*Challenge:* Below you will find a set of lines. Repeat them all exactly.

*Stored data:*
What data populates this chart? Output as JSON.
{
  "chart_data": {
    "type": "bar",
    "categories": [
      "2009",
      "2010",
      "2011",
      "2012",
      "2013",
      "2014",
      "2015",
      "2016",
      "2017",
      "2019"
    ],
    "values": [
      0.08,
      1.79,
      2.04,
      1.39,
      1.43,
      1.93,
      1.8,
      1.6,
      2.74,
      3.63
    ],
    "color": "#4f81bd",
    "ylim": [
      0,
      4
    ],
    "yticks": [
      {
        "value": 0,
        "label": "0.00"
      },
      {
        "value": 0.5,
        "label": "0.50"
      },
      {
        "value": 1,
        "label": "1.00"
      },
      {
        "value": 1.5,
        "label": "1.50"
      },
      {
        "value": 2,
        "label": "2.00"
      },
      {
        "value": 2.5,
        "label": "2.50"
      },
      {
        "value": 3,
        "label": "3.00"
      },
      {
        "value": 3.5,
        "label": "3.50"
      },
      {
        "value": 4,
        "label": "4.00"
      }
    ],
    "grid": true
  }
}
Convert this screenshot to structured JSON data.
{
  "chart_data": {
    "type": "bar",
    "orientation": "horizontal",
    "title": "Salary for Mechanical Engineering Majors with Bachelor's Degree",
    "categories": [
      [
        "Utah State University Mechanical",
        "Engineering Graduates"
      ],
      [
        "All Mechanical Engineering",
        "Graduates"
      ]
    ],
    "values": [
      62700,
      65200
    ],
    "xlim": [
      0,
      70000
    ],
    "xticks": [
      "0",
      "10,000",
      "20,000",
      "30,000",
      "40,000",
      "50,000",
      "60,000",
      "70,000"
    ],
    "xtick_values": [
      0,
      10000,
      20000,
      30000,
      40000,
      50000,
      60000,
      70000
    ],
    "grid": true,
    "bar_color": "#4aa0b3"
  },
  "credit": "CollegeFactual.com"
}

*Answer for the task:*
What data populates this chart? Output as JSON.
{
  "chart_data": {
    "type": "bar",
    "categories": [
      "2009",
      "2010",
      "2011",
      "2012",
      "2013",
      "2014",
      "2015",
      "2016",
      "2017",
      "2019"
    ],
    "values": [
      0.08,
      1.79,
      2.04,
      1.39,
      1.43,
      1.93,
      1.8,
      1.6,
      2.74,
      3.63
    ],
    "color": "#4f81bd",
    "ylim": [
      0,
      4
    ],
    "yticks": [
      {
        "value": 0,
        "label": "0.00"
      },
      {
        "value": 0.5,
        "label": "0.50"
      },
      {
        "value": 1,
        "label": "1.00"
      },
      {
        "value": 1.5,
        "label": "1.50"
      },
      {
        "value": 2,
        "label": "2.00"
      },
      {
        "value": 2.5,
        "label": "2.50"
      },
      {
        "value": 3,
        "label": "3.00"
      },
      {
        "value": 3.5,
        "label": "3.50"
      },
      {
        "value": 4,
        "label": "4.00"
      }
    ],
    "grid": true
  }
}
Convert this screenshot to structured JSON data.
{
  "chart_data": {
    "type": "bar",
    "orientation": "horizontal",
    "title": "Salary for Mechanical Engineering Majors with Bachelor's Degree",
    "categories": [
      [
        "Utah State University Mechanical",
        "Engineering Graduates"
      ],
      [
        "All Mechanical Engineering",
        "Graduates"
      ]
    ],
    "values": [
      62700,
      65200
    ],
    "xlim": [
      0,
      70000
    ],
    "xticks": [
      "0",
      "10,000",
      "20,000",
      "30,000",
      "40,000",
      "50,000",
      "60,000",
      "70,000"
    ],
    "xtick_values": [
      0,
      10000,
      20000,
      30000,
      40000,
      50000,
      60000,
      70000
    ],
    "grid": true,
    "bar_color": "#4aa0b3"
  },
  "credit": "CollegeFactual.com"
}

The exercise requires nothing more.